-- TO DO --
Pictures aside, quote the whole listing exactly.

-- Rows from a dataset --
===============

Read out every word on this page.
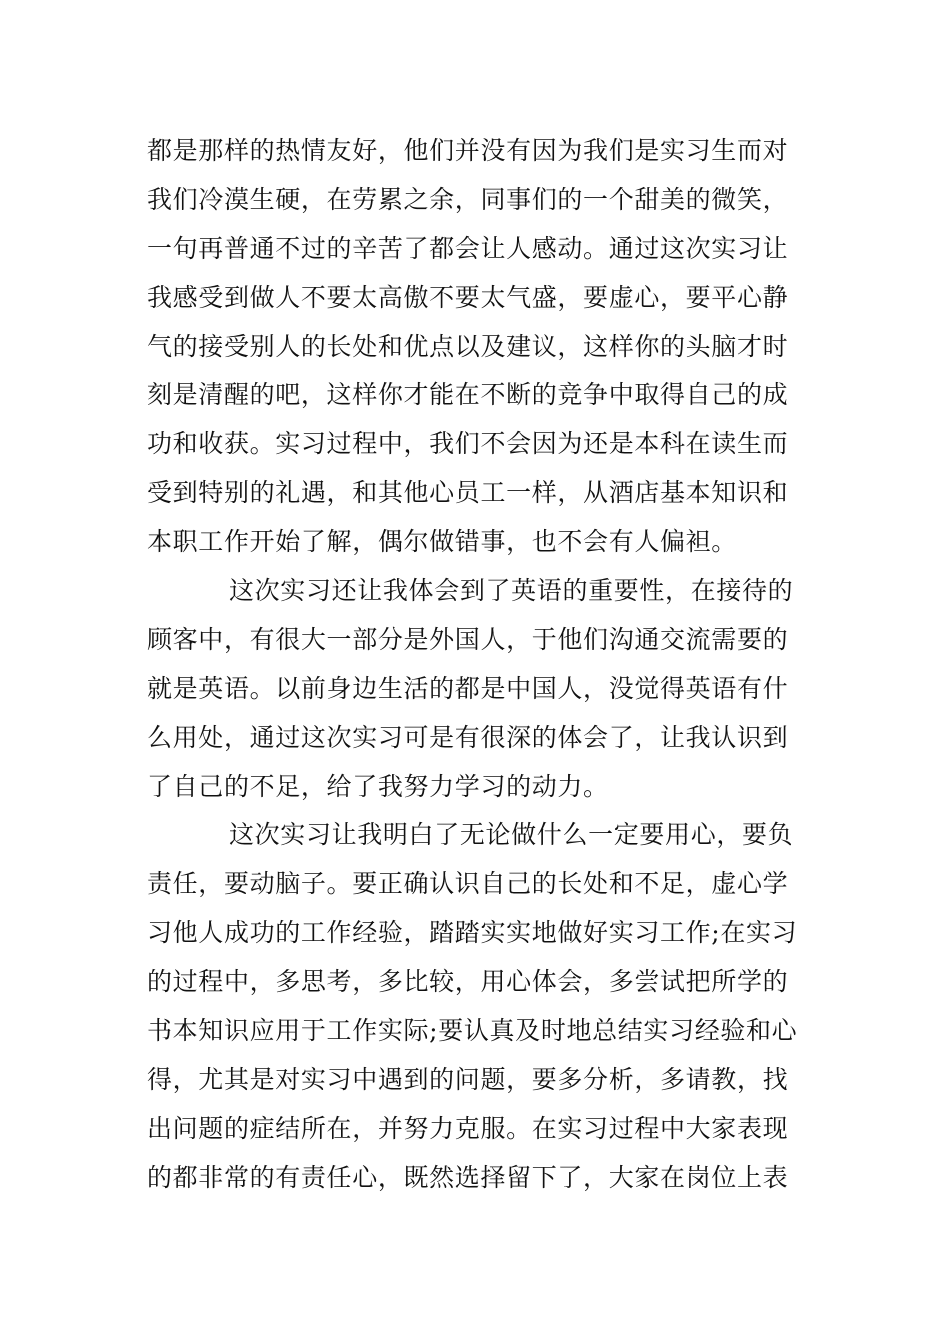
都是那样的热情友好，他们并没有因为我们是实习生而对
我们冷漠生硬，在劳累之余，同事们的一个甜美的微笑，
一句再普通不过的辛苦了都会让人感动。通过这次实习让
我感受到做人不要太高傲不要太气盛，要虚心，要平心静
气的接受别人的长处和优点以及建议，这样你的头脑才时
刻是清醒的吧，这样你才能在不断的竞争中取得自己的成
功和收获。实习过程中，我们不会因为还是本科在读生而
受到特别的礼遇，和其他心员工一样，从酒店基本知识和
本职工作开始了解，偶尔做错事，也不会有人偏袒。
这次实习还让我体会到了英语的重要性，在接待的
顾客中，有很大一部分是外国人，于他们沟通交流需要的
就是英语。以前身边生活的都是中国人，没觉得英语有什
么用处，通过这次实习可是有很深的体会了，让我认识到
了自己的不足，给了我努力学习的动力。
这次实习让我明白了无论做什么一定要用心，要负
责任，要动脑子。要正确认识自己的长处和不足，虚心学
习他人成功的工作经验，踏踏实实地做好实习工作;在实习
的过程中，多思考，多比较，用心体会，多尝试把所学的
书本知识应用于工作实际;要认真及时地总结实习经验和心
得，尤其是对实习中遇到的问题，要多分析，多请教，找
出问题的症结所在，并努力克服。在实习过程中大家表现
的都非常的有责任心，既然选择留下了，大家在岗位上表
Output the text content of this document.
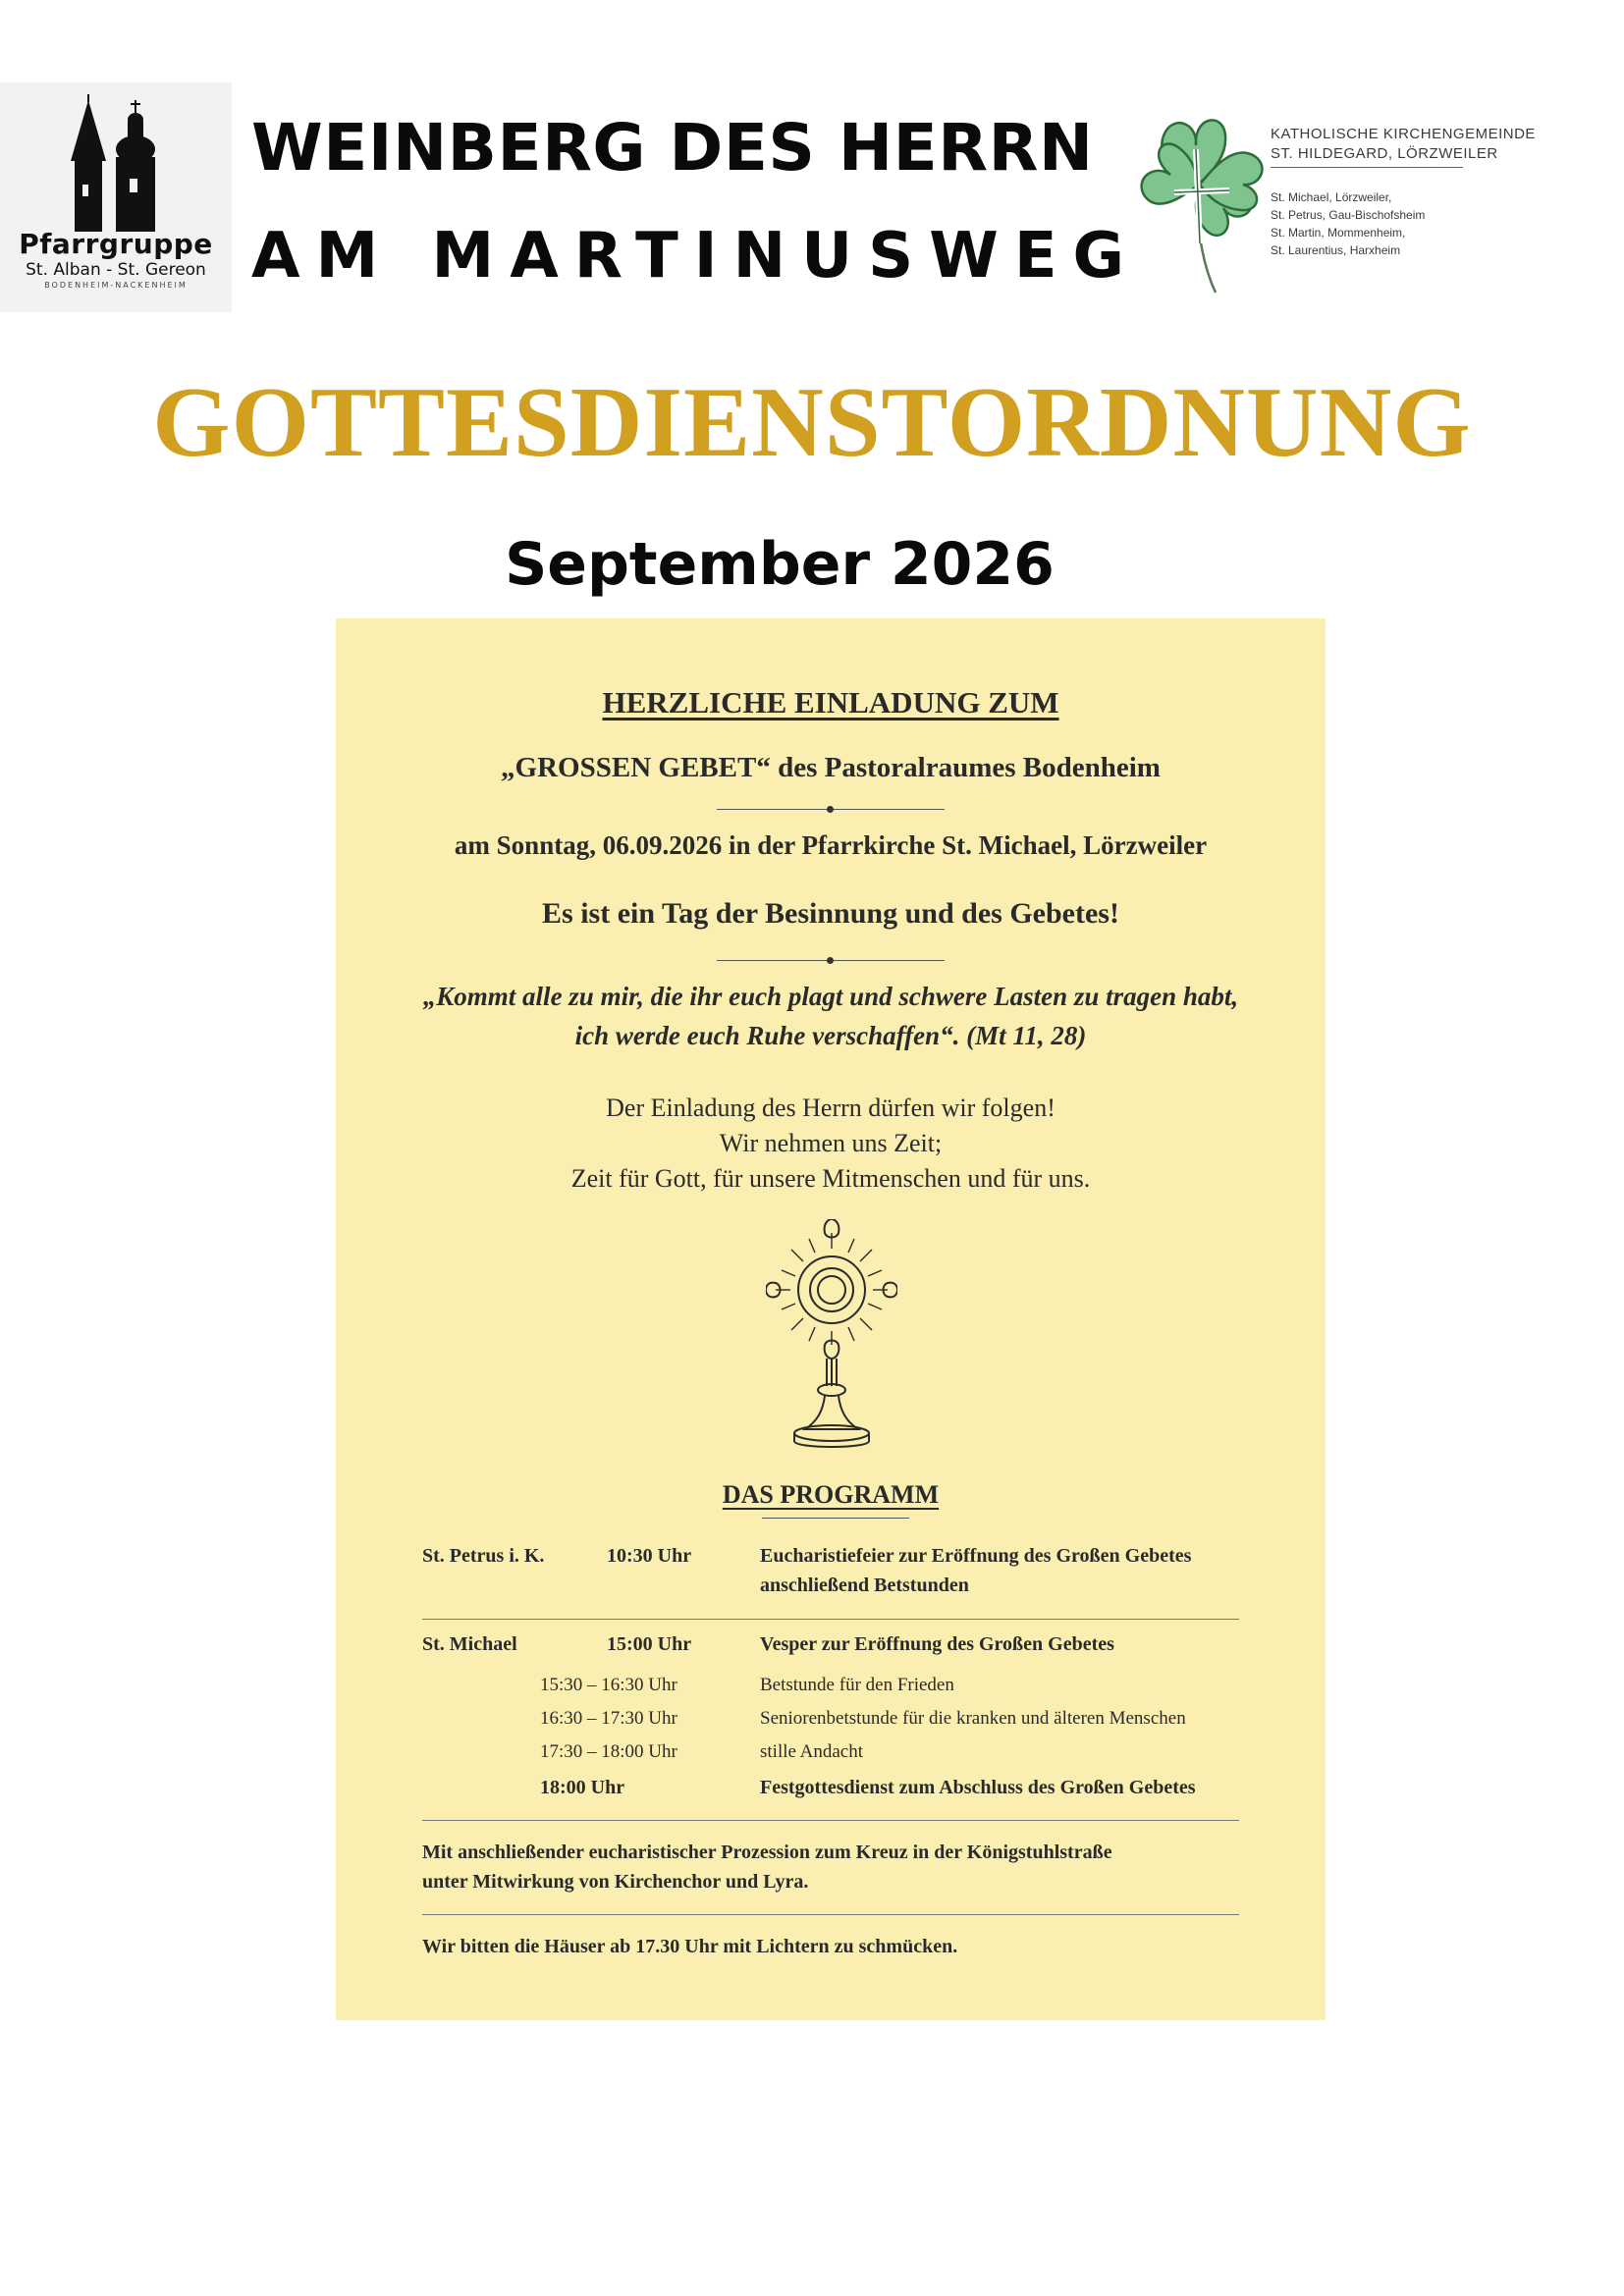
Pfarrgruppe
St. Alban - St. Gereon
BODENHEIM-NACKENHEIM
WEINBERG DES HERRN
AM MARTINUSWEG
KATHOLISCHE KIRCHENGEMEINDE
ST. HILDEGARD, LÖRZWEILER
St. Michael, Lörzweiler,
St. Petrus, Gau-Bischofsheim
St. Martin, Mommenheim,
St. Laurentius, Harxheim
GOTTESDIENSTORDNUNG
September 2026
HERZLICHE EINLADUNG ZUM
„GROSSEN GEBET“ des Pastoralraumes Bodenheim
am Sonntag, 06.09.2026 in der Pfarrkirche St. Michael, Lörzweiler
Es ist ein Tag der Besinnung und des Gebetes!
„Kommt alle zu mir, die ihr euch plagt und schwere Lasten zu tragen habt,
ich werde euch Ruhe verschaffen“. (Mt 11, 28)
Der Einladung des Herrn dürfen wir folgen!
Wir nehmen uns Zeit;
Zeit für Gott, für unsere Mitmenschen und für uns.
DAS PROGRAMM
St. Petrus i. K.	10:30 Uhr	Eucharistiefeier zur Eröffnung des Großen Gebetes
anschließend Betstunden
St. Michael	15:00 Uhr	Vesper zur Eröffnung des Großen Gebetes
15:30 – 16:30 Uhr	Betstunde für den Frieden
16:30 – 17:30 Uhr	Seniorenbetstunde für die kranken und älteren Menschen
17:30 – 18:00 Uhr	stille Andacht
18:00 Uhr	Festgottesdienst zum Abschluss des Großen Gebetes
Mit anschließender eucharistischer Prozession zum Kreuz in der Königstuhlstraße
unter Mitwirkung von Kirchenchor und Lyra.
Wir bitten die Häuser ab 17.30 Uhr mit Lichtern zu schmücken.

===============

-- ANSWER TO THE EXERCISE --
Read out every word on this page.
都是那样的热情友好，他们并没有因为我们是实习生而对
我们冷漠生硬，在劳累之余，同事们的一个甜美的微笑，
一句再普通不过的辛苦了都会让人感动。通过这次实习让
我感受到做人不要太高傲不要太气盛，要虚心，要平心静
气的接受别人的长处和优点以及建议，这样你的头脑才时
刻是清醒的吧，这样你才能在不断的竞争中取得自己的成
功和收获。实习过程中，我们不会因为还是本科在读生而
受到特别的礼遇，和其他心员工一样，从酒店基本知识和
本职工作开始了解，偶尔做错事，也不会有人偏袒。
这次实习还让我体会到了英语的重要性，在接待的
顾客中，有很大一部分是外国人，于他们沟通交流需要的
就是英语。以前身边生活的都是中国人，没觉得英语有什
么用处，通过这次实习可是有很深的体会了，让我认识到
了自己的不足，给了我努力学习的动力。
这次实习让我明白了无论做什么一定要用心，要负
责任，要动脑子。要正确认识自己的长处和不足，虚心学
习他人成功的工作经验，踏踏实实地做好实习工作;在实习
的过程中，多思考，多比较，用心体会，多尝试把所学的
书本知识应用于工作实际;要认真及时地总结实习经验和心
得，尤其是对实习中遇到的问题，要多分析，多请教，找
出问题的症结所在，并努力克服。在实习过程中大家表现
的都非常的有责任心，既然选择留下了，大家在岗位上表
Output the text content of this document.
Pfarrgruppe
St. Alban - St. Gereon
BODENHEIM-NACKENHEIM
WEINBERG DES HERRN
AM MARTINUSWEG
KATHOLISCHE KIRCHENGEMEINDE
ST. HILDEGARD, LÖRZWEILER
St. Michael, Lörzweiler,
St. Petrus, Gau-Bischofsheim
St. Martin, Mommenheim,
St. Laurentius, Harxheim
GOTTESDIENSTORDNUNG
September 2026
HERZLICHE EINLADUNG ZUM
„GROSSEN GEBET“ des Pastoralraumes Bodenheim
am Sonntag, 06.09.2026 in der Pfarrkirche St. Michael, Lörzweiler
Es ist ein Tag der Besinnung und des Gebetes!
„Kommt alle zu mir, die ihr euch plagt und schwere Lasten zu tragen habt,
ich werde euch Ruhe verschaffen“. (Mt 11, 28)
Der Einladung des Herrn dürfen wir folgen!
Wir nehmen uns Zeit;
Zeit für Gott, für unsere Mitmenschen und für uns.
DAS PROGRAMM
St. Petrus i. K.	10:30 Uhr	Eucharistiefeier zur Eröffnung des Großen Gebetes
anschließend Betstunden
St. Michael	15:00 Uhr	Vesper zur Eröffnung des Großen Gebetes
15:30 – 16:30 Uhr	Betstunde für den Frieden
16:30 – 17:30 Uhr	Seniorenbetstunde für die kranken und älteren Menschen
17:30 – 18:00 Uhr	stille Andacht
18:00 Uhr	Festgottesdienst zum Abschluss des Großen Gebetes
Mit anschließender eucharistischer Prozession zum Kreuz in der Königstuhlstraße
unter Mitwirkung von Kirchenchor und Lyra.
Wir bitten die Häuser ab 17.30 Uhr mit Lichtern zu schmücken.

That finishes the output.